**Exercise**
Retype the whole listing below, character for character.
--- BEGIN Provided entries ---
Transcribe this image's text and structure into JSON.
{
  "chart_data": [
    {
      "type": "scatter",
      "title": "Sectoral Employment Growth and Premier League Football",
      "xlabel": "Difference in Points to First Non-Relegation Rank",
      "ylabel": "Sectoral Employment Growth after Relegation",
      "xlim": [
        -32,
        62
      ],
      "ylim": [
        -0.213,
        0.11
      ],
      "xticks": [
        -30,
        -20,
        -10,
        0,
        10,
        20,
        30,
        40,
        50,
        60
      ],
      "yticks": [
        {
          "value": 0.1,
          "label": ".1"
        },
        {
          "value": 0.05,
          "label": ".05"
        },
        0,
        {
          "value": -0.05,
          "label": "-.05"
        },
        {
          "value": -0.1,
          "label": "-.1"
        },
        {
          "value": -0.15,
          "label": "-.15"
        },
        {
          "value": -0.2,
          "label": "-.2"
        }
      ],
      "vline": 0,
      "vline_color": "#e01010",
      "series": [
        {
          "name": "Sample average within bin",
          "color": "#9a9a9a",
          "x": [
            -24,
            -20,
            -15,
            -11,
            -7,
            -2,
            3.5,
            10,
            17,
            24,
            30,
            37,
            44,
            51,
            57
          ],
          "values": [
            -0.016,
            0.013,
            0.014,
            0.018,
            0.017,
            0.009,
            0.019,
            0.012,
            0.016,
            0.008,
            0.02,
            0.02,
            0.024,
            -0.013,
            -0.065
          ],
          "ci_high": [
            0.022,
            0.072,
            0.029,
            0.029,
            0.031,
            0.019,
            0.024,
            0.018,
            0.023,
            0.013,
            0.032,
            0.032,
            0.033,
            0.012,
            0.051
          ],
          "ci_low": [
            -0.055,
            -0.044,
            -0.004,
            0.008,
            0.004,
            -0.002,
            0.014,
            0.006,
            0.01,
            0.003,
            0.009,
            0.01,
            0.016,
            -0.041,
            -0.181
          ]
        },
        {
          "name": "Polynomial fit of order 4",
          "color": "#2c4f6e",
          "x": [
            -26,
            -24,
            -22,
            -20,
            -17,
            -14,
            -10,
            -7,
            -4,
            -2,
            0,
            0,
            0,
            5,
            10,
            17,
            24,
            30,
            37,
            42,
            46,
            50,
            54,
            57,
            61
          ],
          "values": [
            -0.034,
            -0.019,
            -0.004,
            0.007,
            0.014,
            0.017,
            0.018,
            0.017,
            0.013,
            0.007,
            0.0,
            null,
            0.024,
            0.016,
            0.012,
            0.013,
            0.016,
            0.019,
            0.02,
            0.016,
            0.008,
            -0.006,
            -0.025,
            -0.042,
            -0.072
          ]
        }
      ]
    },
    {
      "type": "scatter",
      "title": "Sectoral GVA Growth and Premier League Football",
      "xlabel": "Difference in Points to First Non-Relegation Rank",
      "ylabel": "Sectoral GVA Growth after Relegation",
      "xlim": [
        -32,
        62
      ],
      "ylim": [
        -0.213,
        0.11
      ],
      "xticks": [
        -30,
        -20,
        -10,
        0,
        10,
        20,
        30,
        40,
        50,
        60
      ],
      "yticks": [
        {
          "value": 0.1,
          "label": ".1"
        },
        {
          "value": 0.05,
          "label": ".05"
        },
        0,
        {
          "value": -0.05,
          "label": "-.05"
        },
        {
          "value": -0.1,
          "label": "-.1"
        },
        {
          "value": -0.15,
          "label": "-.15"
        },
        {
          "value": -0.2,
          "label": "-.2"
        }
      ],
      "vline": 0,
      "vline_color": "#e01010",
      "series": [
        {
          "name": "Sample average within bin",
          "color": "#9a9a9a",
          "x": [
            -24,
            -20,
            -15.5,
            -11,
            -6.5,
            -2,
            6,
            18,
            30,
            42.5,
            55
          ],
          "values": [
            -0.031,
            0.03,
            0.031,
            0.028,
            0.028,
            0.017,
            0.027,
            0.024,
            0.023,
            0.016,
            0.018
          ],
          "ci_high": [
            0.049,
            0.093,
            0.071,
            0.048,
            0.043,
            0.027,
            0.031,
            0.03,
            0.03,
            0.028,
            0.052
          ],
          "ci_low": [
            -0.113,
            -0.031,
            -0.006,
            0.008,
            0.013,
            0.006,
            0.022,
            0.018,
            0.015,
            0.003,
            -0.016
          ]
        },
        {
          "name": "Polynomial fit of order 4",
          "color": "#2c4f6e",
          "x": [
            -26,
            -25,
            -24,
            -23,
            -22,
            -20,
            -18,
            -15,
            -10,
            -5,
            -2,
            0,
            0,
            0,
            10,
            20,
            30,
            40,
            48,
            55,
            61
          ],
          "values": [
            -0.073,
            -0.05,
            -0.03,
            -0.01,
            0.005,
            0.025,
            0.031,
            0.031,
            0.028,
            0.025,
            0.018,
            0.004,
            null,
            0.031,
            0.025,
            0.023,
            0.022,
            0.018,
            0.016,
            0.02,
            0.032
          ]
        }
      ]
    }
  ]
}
--- END Provided entries ---
**Output below**
Transcribe this image's text and structure into JSON.
{
  "chart_data": [
    {
      "type": "scatter",
      "title": "Sectoral Employment Growth and Premier League Football",
      "xlabel": "Difference in Points to First Non-Relegation Rank",
      "ylabel": "Sectoral Employment Growth after Relegation",
      "xlim": [
        -32,
        62
      ],
      "ylim": [
        -0.213,
        0.11
      ],
      "xticks": [
        -30,
        -20,
        -10,
        0,
        10,
        20,
        30,
        40,
        50,
        60
      ],
      "yticks": [
        {
          "value": 0.1,
          "label": ".1"
        },
        {
          "value": 0.05,
          "label": ".05"
        },
        0,
        {
          "value": -0.05,
          "label": "-.05"
        },
        {
          "value": -0.1,
          "label": "-.1"
        },
        {
          "value": -0.15,
          "label": "-.15"
        },
        {
          "value": -0.2,
          "label": "-.2"
        }
      ],
      "vline": 0,
      "vline_color": "#e01010",
      "series": [
        {
          "name": "Sample average within bin",
          "color": "#9a9a9a",
          "x": [
            -24,
            -20,
            -15,
            -11,
            -7,
            -2,
            3.5,
            10,
            17,
            24,
            30,
            37,
            44,
            51,
            57
          ],
          "values": [
            -0.016,
            0.013,
            0.014,
            0.018,
            0.017,
            0.009,
            0.019,
            0.012,
            0.016,
            0.008,
            0.02,
            0.02,
            0.024,
            -0.013,
            -0.065
          ],
          "ci_high": [
            0.022,
            0.072,
            0.029,
            0.029,
            0.031,
            0.019,
            0.024,
            0.018,
            0.023,
            0.013,
            0.032,
            0.032,
            0.033,
            0.012,
            0.051
          ],
          "ci_low": [
            -0.055,
            -0.044,
            -0.004,
            0.008,
            0.004,
            -0.002,
            0.014,
            0.006,
            0.01,
            0.003,
            0.009,
            0.01,
            0.016,
            -0.041,
            -0.181
          ]
        },
        {
          "name": "Polynomial fit of order 4",
          "color": "#2c4f6e",
          "x": [
            -26,
            -24,
            -22,
            -20,
            -17,
            -14,
            -10,
            -7,
            -4,
            -2,
            0,
            0,
            0,
            5,
            10,
            17,
            24,
            30,
            37,
            42,
            46,
            50,
            54,
            57,
            61
          ],
          "values": [
            -0.034,
            -0.019,
            -0.004,
            0.007,
            0.014,
            0.017,
            0.018,
            0.017,
            0.013,
            0.007,
            0.0,
            null,
            0.024,
            0.016,
            0.012,
            0.013,
            0.016,
            0.019,
            0.02,
            0.016,
            0.008,
            -0.006,
            -0.025,
            -0.042,
            -0.072
          ]
        }
      ]
    },
    {
      "type": "scatter",
      "title": "Sectoral GVA Growth and Premier League Football",
      "xlabel": "Difference in Points to First Non-Relegation Rank",
      "ylabel": "Sectoral GVA Growth after Relegation",
      "xlim": [
        -32,
        62
      ],
      "ylim": [
        -0.213,
        0.11
      ],
      "xticks": [
        -30,
        -20,
        -10,
        0,
        10,
        20,
        30,
        40,
        50,
        60
      ],
      "yticks": [
        {
          "value": 0.1,
          "label": ".1"
        },
        {
          "value": 0.05,
          "label": ".05"
        },
        0,
        {
          "value": -0.05,
          "label": "-.05"
        },
        {
          "value": -0.1,
          "label": "-.1"
        },
        {
          "value": -0.15,
          "label": "-.15"
        },
        {
          "value": -0.2,
          "label": "-.2"
        }
      ],
      "vline": 0,
      "vline_color": "#e01010",
      "series": [
        {
          "name": "Sample average within bin",
          "color": "#9a9a9a",
          "x": [
            -24,
            -20,
            -15.5,
            -11,
            -6.5,
            -2,
            6,
            18,
            30,
            42.5,
            55
          ],
          "values": [
            -0.031,
            0.03,
            0.031,
            0.028,
            0.028,
            0.017,
            0.027,
            0.024,
            0.023,
            0.016,
            0.018
          ],
          "ci_high": [
            0.049,
            0.093,
            0.071,
            0.048,
            0.043,
            0.027,
            0.031,
            0.03,
            0.03,
            0.028,
            0.052
          ],
          "ci_low": [
            -0.113,
            -0.031,
            -0.006,
            0.008,
            0.013,
            0.006,
            0.022,
            0.018,
            0.015,
            0.003,
            -0.016
          ]
        },
        {
          "name": "Polynomial fit of order 4",
          "color": "#2c4f6e",
          "x": [
            -26,
            -25,
            -24,
            -23,
            -22,
            -20,
            -18,
            -15,
            -10,
            -5,
            -2,
            0,
            0,
            0,
            10,
            20,
            30,
            40,
            48,
            55,
            61
          ],
          "values": [
            -0.073,
            -0.05,
            -0.03,
            -0.01,
            0.005,
            0.025,
            0.031,
            0.031,
            0.028,
            0.025,
            0.018,
            0.004,
            null,
            0.031,
            0.025,
            0.023,
            0.022,
            0.018,
            0.016,
            0.02,
            0.032
          ]
        }
      ]
    }
  ]
}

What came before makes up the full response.